◆ **Raw data**:

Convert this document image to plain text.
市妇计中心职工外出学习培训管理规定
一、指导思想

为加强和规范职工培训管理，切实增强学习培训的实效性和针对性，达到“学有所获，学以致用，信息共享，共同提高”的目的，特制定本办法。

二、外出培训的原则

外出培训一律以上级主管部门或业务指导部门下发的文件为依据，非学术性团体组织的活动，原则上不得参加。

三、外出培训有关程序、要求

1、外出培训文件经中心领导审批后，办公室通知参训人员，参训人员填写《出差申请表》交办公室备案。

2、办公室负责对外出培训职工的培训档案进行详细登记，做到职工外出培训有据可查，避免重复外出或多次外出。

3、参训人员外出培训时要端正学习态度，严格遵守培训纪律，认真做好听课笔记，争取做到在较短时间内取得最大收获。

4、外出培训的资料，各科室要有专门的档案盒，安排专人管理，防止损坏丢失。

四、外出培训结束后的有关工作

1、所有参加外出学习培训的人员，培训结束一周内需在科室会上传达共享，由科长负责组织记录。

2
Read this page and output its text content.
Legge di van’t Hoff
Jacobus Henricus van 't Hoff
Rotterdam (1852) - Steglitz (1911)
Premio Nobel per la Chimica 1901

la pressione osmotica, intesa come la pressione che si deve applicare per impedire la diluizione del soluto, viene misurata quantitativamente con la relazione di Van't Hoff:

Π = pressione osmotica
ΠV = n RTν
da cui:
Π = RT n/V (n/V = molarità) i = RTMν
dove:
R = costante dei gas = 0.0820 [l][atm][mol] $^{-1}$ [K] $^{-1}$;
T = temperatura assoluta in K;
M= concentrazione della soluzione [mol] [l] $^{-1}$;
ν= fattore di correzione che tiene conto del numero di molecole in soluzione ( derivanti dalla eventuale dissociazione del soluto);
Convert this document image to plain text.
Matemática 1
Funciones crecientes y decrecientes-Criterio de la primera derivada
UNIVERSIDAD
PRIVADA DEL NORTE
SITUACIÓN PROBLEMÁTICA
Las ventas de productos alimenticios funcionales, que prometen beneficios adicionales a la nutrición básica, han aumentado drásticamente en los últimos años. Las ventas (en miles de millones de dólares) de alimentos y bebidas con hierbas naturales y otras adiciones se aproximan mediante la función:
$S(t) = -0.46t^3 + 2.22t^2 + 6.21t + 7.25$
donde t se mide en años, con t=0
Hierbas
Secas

◆ **What to produce**: Write out the full set of records exactly as given.

◆ **Reply**:
Convert this document image to plain text.
市妇计中心职工外出学习培训管理规定
一、指导思想

为加强和规范职工培训管理，切实增强学习培训的实效性和针对性，达到“学有所获，学以致用，信息共享，共同提高”的目的，特制定本办法。

二、外出培训的原则

外出培训一律以上级主管部门或业务指导部门下发的文件为依据，非学术性团体组织的活动，原则上不得参加。

三、外出培训有关程序、要求

1、外出培训文件经中心领导审批后，办公室通知参训人员，参训人员填写《出差申请表》交办公室备案。

2、办公室负责对外出培训职工的培训档案进行详细登记，做到职工外出培训有据可查，避免重复外出或多次外出。

3、参训人员外出培训时要端正学习态度，严格遵守培训纪律，认真做好听课笔记，争取做到在较短时间内取得最大收获。

4、外出培训的资料，各科室要有专门的档案盒，安排专人管理，防止损坏丢失。

四、外出培训结束后的有关工作

1、所有参加外出学习培训的人员，培训结束一周内需在科室会上传达共享，由科长负责组织记录。

2
Read this page and output its text content.
Legge di van’t Hoff
Jacobus Henricus van 't Hoff
Rotterdam (1852) - Steglitz (1911)
Premio Nobel per la Chimica 1901

la pressione osmotica, intesa come la pressione che si deve applicare per impedire la diluizione del soluto, viene misurata quantitativamente con la relazione di Van't Hoff:

Π = pressione osmotica
ΠV = n RTν
da cui:
Π = RT n/V (n/V = molarità) i = RTMν
dove:
R = costante dei gas = 0.0820 [l][atm][mol] $^{-1}$ [K] $^{-1}$;
T = temperatura assoluta in K;
M= concentrazione della soluzione [mol] [l] $^{-1}$;
ν= fattore di correzione che tiene conto del numero di molecole in soluzione ( derivanti dalla eventuale dissociazione del soluto);
Convert this document image to plain text.
Matemática 1
Funciones crecientes y decrecientes-Criterio de la primera derivada
UNIVERSIDAD
PRIVADA DEL NORTE
SITUACIÓN PROBLEMÁTICA
Las ventas de productos alimenticios funcionales, que prometen beneficios adicionales a la nutrición básica, han aumentado drásticamente en los últimos años. Las ventas (en miles de millones de dólares) de alimentos y bebidas con hierbas naturales y otras adiciones se aproximan mediante la función:
$S(t) = -0.46t^3 + 2.22t^2 + 6.21t + 7.25$
donde t se mide en años, con t=0
Hierbas
Secas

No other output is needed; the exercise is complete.